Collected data
§

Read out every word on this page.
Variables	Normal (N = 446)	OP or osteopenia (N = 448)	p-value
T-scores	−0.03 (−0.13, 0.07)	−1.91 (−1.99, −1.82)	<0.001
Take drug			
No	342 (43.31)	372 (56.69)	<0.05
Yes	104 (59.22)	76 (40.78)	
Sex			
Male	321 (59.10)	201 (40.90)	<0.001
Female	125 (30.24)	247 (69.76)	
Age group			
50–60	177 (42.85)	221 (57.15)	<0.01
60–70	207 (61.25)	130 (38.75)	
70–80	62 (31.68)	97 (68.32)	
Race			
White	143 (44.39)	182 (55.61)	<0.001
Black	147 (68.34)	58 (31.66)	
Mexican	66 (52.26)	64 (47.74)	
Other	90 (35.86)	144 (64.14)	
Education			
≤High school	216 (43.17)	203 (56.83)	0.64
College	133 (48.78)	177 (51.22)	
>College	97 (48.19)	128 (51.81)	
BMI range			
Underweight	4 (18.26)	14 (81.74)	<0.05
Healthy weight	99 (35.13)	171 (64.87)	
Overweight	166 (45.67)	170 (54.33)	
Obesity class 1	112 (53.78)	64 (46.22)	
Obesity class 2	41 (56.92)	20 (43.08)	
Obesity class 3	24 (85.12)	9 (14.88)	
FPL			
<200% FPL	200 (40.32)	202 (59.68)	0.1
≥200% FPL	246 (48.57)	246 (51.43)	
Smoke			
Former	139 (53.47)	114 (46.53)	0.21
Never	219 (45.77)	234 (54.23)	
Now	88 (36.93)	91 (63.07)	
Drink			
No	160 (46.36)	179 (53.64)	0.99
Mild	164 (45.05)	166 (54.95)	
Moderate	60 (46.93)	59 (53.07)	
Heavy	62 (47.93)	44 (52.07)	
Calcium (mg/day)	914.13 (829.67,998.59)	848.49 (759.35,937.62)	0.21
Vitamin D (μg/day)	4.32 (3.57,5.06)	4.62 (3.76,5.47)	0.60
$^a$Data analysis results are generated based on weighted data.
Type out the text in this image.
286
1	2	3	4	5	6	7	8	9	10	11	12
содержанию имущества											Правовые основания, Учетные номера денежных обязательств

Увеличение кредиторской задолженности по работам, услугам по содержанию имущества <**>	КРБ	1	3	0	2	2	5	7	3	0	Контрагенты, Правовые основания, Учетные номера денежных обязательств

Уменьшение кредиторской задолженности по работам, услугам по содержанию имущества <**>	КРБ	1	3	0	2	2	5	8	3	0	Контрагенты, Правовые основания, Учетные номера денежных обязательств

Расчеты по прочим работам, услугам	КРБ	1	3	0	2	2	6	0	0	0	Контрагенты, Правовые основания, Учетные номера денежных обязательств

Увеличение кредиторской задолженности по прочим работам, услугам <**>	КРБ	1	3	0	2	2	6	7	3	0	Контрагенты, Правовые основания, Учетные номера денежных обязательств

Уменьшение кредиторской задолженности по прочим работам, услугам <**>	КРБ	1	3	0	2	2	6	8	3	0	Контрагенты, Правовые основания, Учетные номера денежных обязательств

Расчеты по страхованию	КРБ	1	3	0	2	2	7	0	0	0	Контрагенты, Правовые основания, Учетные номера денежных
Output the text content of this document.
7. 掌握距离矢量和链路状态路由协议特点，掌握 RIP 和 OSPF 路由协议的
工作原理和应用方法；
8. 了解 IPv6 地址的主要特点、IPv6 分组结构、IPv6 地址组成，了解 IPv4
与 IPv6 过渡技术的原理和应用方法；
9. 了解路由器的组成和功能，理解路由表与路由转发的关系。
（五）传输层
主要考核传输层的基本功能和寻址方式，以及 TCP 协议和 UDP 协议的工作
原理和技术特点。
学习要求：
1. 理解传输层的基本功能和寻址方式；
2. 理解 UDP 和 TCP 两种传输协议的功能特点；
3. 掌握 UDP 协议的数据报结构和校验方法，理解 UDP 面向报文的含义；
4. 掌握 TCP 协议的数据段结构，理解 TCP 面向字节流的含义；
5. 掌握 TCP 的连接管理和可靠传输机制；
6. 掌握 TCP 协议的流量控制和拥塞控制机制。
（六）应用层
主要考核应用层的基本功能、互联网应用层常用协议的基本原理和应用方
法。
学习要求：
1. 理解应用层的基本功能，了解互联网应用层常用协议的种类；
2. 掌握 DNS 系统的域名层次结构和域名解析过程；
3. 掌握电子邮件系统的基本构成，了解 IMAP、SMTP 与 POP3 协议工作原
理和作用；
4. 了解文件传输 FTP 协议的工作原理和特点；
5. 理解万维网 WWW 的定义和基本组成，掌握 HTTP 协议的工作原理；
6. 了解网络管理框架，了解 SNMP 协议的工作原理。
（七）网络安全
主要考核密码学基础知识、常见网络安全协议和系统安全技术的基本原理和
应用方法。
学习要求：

§

▶ **Problem description**
Which lines of the data include "class"? Copy each of them.

▶ **Answer in full**
Obesity class 1	112 (53.78)	64 (46.22)	
Obesity class 2	41 (56.92)	20 (43.08)	
Obesity class 3	24 (85.12)	9 (14.88)	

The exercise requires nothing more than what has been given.